# START OF Document text
It's often said that the pop songs you like when you're 17 years old are the pop songs that stay with you your entire life. And in that respect Frank Sinatra was very fortunate: When he was 17, to pick up where we left off last week, it was a very good year. The songs in the air as a Hoboken schoolboy prepared to start his adult life were the songs he would record a quarter-century later and still be singing on stage, at Caesars' Palace and the Royal Albert Hall, another quarter-century beyond that. From the 1932-33 season came "Night And Day", Sinatra's radio theme in the Forties and a disco track for him in the Seventies; "You're Getting To Be A Habit With Me", revived by Frank for his classic Songs For Swingin' Lovers album; "How Deep Is The Ocean?", "April In Paris", "I Cover The Waterfront", "Willow, Weep For Me", and "Try A Little Tenderness", all big ballads for Sinatra in the Capitol years; "Let's Fall In Love", a stand-out track on his first Reprise album; "Yesterdays", a stand-out track on Sinatra & Strings in the Sixties; "Street Of Dreams", which stayed in Frank's book until the Eighties; "A Hundred Years From Today", which he finally got around to recording in 1984; "I've Got The World On A String", which was a favorite Sinatra opener on stage all the way to the early Nineties...not to mention "Lover", "I Gotta Right To Sing The Blues", "Love Locked Out", "Stormy Weather". A Sinatra discography confined only to songs from 1932 and '33 would still be one hell of a recording career.
The men and occasional women (Ann Ronell, composer of "Willow, Weep For Me") who wrote these songs were a generation older than Frank, and on his 17th birthday - December 12th 1932 - they were in their prime. The composers and lyricists born around the turn of the 20th century produced the greatest body of popular songs ever written - and when young Frankie was 17, they were all new - as new as "Shake It Off" or "Happy" or "Blurred Lines" are today. And nobody knew in 1932 you were getting in on the first performance of a song they'd still be singing in the second decade of the next century.
# END OF Document text
# START OF Data lines
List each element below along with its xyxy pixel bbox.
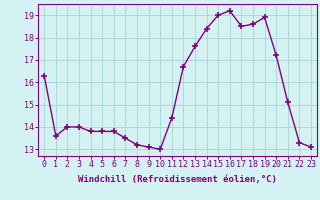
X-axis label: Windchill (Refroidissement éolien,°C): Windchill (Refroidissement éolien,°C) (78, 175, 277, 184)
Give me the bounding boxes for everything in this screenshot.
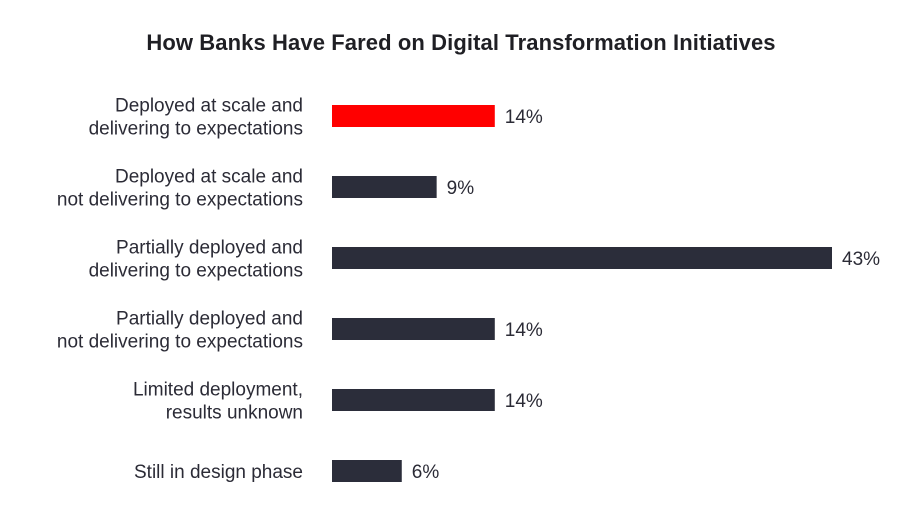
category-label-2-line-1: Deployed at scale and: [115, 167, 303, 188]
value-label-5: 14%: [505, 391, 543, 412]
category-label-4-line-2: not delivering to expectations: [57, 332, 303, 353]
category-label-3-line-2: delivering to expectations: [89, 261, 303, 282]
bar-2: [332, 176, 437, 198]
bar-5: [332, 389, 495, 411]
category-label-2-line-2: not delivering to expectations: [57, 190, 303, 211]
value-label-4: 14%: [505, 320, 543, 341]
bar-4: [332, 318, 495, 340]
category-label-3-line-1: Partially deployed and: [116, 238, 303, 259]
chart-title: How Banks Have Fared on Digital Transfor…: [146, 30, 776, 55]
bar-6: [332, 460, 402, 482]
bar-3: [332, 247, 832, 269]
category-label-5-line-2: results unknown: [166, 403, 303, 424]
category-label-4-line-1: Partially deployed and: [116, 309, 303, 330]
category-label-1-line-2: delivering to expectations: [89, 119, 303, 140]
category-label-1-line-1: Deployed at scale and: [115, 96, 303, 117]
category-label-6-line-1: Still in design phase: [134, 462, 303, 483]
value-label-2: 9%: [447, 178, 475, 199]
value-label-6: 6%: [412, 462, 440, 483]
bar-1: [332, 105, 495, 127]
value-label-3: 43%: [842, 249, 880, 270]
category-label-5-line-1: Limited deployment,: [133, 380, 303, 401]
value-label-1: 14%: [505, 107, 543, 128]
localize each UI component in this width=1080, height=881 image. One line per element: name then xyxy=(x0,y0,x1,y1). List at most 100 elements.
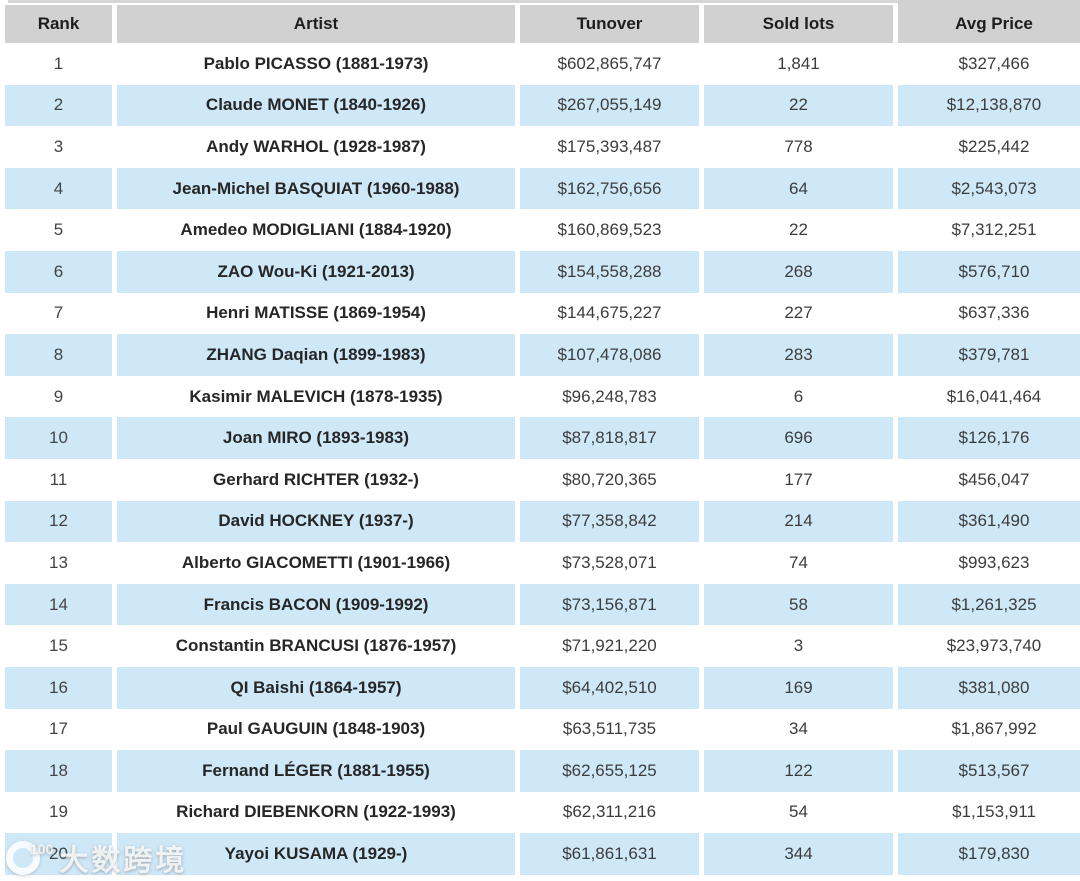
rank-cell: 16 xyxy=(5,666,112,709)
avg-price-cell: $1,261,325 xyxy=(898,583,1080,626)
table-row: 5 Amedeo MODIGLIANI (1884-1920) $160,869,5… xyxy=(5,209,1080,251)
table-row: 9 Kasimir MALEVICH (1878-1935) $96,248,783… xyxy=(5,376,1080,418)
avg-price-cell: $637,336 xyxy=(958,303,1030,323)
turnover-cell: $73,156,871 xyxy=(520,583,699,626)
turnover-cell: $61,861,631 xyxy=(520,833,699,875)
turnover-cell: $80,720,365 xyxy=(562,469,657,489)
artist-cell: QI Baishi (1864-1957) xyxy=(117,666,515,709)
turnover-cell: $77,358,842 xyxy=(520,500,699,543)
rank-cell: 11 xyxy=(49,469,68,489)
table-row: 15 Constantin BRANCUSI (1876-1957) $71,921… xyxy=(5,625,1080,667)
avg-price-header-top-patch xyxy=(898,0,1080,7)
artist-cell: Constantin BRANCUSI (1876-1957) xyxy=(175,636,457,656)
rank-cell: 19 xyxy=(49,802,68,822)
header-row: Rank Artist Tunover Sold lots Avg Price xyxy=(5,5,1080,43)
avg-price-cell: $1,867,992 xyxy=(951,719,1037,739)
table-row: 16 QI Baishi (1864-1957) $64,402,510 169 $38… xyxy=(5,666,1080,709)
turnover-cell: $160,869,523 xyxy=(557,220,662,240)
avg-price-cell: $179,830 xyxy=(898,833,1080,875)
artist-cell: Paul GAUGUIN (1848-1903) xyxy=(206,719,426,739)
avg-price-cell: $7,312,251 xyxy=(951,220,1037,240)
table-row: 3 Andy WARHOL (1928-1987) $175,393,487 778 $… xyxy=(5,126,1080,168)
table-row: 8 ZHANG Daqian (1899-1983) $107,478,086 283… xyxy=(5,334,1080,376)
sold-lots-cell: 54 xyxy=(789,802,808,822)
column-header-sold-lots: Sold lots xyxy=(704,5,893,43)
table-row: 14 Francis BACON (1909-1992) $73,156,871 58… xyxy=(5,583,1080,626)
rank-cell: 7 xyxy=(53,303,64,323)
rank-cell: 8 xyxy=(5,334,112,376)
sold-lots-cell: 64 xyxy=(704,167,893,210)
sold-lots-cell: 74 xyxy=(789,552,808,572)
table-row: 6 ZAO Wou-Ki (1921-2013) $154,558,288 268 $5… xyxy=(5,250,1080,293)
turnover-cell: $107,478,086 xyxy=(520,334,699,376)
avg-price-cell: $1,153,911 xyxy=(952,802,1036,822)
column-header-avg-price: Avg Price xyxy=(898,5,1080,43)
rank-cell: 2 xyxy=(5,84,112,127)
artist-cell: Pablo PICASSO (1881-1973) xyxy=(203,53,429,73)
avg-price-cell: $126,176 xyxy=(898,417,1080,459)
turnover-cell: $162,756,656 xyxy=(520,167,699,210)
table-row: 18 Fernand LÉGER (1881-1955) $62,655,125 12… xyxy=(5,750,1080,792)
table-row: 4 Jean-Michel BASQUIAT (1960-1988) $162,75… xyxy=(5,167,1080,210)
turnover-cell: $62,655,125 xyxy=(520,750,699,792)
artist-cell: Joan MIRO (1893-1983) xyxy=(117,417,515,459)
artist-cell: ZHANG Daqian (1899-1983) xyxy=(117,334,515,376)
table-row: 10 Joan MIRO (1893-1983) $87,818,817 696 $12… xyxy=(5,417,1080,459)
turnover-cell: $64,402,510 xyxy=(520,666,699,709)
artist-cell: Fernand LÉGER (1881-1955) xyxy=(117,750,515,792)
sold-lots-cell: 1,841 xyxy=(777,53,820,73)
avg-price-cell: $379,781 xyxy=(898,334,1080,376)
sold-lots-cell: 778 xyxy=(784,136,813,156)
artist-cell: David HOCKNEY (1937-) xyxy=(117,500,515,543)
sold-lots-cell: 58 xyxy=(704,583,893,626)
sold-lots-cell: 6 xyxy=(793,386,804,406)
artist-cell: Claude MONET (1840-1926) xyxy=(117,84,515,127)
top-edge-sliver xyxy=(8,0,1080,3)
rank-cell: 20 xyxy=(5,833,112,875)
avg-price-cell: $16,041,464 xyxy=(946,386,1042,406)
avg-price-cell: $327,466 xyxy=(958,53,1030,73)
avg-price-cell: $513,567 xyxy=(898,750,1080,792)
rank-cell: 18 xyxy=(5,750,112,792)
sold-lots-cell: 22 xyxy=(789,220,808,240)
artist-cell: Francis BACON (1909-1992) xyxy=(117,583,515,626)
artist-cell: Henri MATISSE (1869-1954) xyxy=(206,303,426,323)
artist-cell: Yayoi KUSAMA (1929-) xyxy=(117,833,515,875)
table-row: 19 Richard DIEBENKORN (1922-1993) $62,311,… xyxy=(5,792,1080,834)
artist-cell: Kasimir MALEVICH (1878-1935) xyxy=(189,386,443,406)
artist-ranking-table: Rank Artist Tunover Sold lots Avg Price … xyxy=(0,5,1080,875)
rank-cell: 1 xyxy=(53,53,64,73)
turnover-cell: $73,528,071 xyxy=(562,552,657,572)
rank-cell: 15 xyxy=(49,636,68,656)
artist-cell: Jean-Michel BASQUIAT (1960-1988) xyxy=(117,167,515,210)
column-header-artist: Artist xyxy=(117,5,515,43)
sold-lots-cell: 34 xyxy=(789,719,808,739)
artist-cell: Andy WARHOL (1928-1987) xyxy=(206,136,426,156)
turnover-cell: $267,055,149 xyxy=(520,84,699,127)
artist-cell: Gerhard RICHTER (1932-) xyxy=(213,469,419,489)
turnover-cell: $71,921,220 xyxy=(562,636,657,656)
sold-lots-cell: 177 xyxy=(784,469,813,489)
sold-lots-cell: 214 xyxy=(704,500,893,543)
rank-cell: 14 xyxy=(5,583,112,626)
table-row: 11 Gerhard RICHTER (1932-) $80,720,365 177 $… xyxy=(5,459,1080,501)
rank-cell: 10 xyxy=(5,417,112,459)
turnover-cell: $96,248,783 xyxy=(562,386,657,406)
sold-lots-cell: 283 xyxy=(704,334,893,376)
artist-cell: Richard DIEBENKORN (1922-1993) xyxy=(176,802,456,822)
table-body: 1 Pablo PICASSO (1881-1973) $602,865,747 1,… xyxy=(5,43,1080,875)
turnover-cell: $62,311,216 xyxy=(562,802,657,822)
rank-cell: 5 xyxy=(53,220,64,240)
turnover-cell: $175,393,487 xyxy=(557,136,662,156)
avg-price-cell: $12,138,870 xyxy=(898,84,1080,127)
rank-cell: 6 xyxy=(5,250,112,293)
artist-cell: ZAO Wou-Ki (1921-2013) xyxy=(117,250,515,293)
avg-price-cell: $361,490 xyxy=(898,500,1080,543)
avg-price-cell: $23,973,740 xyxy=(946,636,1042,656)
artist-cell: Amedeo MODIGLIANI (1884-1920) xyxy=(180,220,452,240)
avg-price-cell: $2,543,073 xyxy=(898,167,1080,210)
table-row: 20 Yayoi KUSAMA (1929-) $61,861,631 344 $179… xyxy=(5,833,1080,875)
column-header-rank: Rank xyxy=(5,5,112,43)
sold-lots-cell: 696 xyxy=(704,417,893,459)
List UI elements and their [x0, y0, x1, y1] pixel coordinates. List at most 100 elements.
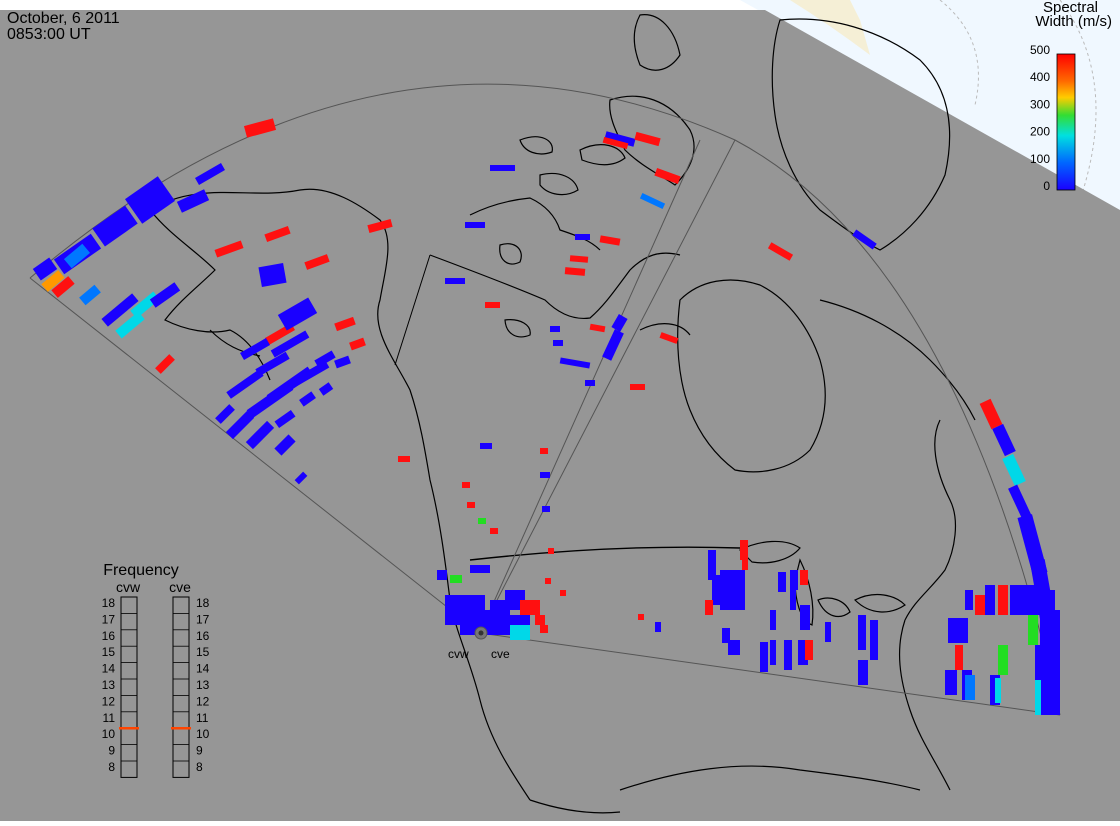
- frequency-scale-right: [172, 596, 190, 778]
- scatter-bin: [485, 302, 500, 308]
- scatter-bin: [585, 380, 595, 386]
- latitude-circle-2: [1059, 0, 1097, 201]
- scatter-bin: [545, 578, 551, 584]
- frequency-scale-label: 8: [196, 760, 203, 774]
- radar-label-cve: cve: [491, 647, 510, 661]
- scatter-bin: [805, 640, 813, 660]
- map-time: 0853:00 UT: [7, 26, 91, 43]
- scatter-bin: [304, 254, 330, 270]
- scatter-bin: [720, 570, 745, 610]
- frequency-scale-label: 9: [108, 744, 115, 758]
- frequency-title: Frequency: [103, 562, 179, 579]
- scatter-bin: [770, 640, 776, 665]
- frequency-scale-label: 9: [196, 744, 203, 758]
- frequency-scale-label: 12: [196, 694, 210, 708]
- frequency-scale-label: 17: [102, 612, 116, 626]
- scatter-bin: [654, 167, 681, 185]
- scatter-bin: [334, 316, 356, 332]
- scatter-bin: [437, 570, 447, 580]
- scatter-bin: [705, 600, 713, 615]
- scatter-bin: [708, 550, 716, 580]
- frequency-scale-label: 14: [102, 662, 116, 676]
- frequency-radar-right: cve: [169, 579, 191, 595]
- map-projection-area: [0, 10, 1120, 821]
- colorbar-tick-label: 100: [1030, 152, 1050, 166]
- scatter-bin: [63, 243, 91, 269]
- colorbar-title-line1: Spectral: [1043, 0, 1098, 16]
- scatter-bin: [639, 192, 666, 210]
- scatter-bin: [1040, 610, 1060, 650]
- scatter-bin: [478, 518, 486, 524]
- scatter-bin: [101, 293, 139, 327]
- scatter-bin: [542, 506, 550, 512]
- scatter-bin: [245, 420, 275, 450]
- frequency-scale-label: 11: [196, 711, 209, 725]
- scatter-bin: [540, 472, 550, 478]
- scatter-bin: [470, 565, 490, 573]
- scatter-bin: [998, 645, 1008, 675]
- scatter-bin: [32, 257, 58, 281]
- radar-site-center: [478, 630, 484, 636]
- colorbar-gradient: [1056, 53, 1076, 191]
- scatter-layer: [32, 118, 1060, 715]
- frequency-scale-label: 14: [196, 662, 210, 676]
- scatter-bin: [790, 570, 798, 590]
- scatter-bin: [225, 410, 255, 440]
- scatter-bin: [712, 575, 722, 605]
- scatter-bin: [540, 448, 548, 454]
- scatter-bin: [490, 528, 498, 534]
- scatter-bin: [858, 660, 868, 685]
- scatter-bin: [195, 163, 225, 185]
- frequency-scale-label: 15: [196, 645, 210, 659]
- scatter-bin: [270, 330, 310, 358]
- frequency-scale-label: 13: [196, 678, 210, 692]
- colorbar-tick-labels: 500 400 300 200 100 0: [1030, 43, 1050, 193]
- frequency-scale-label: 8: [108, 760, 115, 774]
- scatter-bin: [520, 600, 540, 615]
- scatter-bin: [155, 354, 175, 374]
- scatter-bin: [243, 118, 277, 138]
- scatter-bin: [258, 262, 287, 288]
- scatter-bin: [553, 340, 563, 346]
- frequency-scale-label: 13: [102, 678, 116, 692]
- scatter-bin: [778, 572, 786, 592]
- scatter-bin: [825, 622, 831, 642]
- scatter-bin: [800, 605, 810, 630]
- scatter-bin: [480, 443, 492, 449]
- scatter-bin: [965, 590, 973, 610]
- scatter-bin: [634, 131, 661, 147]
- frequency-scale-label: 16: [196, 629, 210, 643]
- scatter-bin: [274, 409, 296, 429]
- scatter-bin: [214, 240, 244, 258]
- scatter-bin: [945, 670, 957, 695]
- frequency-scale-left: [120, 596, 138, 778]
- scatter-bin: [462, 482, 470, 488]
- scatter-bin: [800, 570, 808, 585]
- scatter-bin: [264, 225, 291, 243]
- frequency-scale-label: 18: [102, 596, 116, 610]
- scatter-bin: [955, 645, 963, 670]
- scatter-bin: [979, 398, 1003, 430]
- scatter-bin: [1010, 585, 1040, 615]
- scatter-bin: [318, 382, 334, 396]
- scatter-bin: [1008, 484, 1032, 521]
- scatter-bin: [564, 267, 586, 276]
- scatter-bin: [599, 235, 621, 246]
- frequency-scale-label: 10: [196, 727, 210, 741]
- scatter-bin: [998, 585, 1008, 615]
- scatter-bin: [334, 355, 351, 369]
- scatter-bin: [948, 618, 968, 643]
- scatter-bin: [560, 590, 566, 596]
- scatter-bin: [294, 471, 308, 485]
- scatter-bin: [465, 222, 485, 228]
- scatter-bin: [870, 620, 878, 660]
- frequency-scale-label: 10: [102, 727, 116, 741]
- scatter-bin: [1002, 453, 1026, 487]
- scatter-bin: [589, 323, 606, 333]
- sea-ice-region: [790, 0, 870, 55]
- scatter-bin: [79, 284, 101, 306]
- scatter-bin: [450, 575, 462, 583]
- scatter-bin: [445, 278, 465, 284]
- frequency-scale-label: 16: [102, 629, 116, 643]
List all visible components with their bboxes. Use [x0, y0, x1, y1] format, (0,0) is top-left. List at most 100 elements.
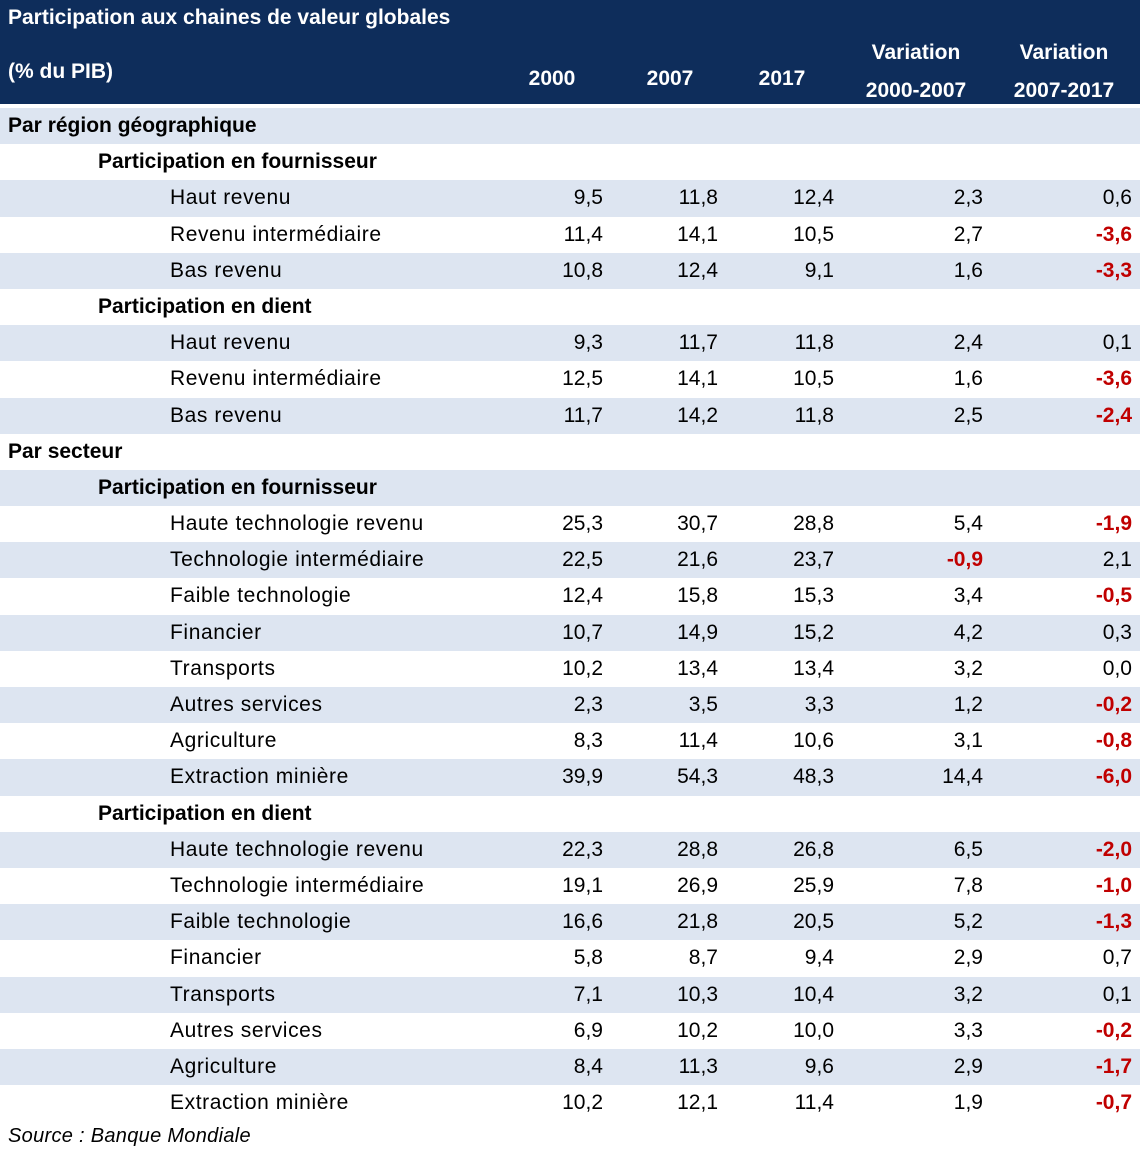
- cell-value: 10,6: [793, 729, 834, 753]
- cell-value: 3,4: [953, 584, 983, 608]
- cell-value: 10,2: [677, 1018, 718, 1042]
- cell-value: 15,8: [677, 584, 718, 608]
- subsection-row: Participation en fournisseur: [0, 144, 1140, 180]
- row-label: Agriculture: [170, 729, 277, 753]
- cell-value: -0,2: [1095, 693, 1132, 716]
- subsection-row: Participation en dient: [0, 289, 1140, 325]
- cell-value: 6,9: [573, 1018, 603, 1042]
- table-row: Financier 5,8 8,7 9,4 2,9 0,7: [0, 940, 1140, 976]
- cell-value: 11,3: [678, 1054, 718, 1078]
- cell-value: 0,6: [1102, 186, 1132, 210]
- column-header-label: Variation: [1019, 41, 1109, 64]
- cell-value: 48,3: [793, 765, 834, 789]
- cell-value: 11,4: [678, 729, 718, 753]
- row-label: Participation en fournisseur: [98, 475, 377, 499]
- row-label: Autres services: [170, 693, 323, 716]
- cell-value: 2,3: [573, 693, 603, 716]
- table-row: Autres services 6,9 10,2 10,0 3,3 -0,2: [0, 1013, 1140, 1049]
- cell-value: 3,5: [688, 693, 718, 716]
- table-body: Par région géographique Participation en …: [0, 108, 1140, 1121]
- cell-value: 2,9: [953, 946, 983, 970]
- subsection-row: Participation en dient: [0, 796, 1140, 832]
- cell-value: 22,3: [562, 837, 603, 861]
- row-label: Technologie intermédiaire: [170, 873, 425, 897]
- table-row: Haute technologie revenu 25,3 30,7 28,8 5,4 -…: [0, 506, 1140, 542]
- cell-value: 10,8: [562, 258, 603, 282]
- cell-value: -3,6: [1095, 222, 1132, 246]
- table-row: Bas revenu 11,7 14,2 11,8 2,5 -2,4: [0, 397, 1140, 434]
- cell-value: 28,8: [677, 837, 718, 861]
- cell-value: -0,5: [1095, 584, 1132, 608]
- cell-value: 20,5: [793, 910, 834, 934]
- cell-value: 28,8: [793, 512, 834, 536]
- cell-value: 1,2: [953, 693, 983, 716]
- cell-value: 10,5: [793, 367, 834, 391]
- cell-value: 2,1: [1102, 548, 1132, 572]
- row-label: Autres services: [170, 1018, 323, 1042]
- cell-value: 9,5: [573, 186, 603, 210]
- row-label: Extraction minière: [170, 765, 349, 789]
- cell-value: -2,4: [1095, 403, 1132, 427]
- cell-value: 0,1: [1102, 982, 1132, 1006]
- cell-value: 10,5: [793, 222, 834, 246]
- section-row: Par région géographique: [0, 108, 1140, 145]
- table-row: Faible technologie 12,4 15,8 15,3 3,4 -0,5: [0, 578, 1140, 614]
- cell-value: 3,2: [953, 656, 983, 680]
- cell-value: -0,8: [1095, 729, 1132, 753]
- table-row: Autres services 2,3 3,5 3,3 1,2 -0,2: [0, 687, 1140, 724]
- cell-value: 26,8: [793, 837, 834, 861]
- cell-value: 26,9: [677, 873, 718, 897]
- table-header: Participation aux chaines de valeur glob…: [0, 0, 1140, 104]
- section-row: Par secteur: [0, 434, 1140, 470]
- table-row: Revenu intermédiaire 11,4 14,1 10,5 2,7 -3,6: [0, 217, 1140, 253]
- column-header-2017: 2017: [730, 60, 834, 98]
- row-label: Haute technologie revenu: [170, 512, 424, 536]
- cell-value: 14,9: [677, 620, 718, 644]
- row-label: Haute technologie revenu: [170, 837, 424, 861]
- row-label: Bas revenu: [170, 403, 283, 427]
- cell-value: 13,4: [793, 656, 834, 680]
# END OF Data lines
▸ What to work on
#1 In the records, switch "subsection-row" to "subheader-row" in the stretch from the line containing "- cell-value: 10,6: [793, 729, 834, 753]" through the line containing "144, 1140, 180]". Give back only those lines, with nothing else altered.
#2 Pick up the text about the songs Frank Sinatra heard at 17 and continue it from where it stops.

▸ Answers by task
#1
- cell-value: 10,6: [793, 729, 834, 753]
- cell-value: 3,4: [953, 584, 983, 608]
- cell-value: 10,2: [677, 1018, 718, 1042]
- cell-value: 15,8: [677, 584, 718, 608]
- subheader-row: Participation en fournisseur: [0, 144, 1140, 180]

#2
In the early Thirties, commercial pop songs were made in three places. First, Hollywood: The nascent post-Jazz Singer movie musical was in a bit of a slump that wouldn't be reversed until 42nd Street in 1933, but even non-musical films could produce something Sinatra would adopt for the rest of his life - like "When Your Lover Has Gone", introduced in a Jimmy Cagney/Joan Blondell picture from 1931 called Blonde Crazy. The other two places pop songs were made back in 1932 were Broadway and Tin Pan Alley, and both were a short ferry ride across the Hudson River from Frank Sinatra's home town of Hoboken, New Jersey.
How often did young Frankie get over there? Quite a bit. For a while, in 1931, he went over the river every day to the book publishers Lyons & Carnahan on 16th Street in Manhattan, where he spent the day loading and unloading boxes. The job didn't last long, but he found others - in Teijent & Lang's shipyard, on the docks for United Fruit Lines... And in the months before his 17th birthday he was living in the city.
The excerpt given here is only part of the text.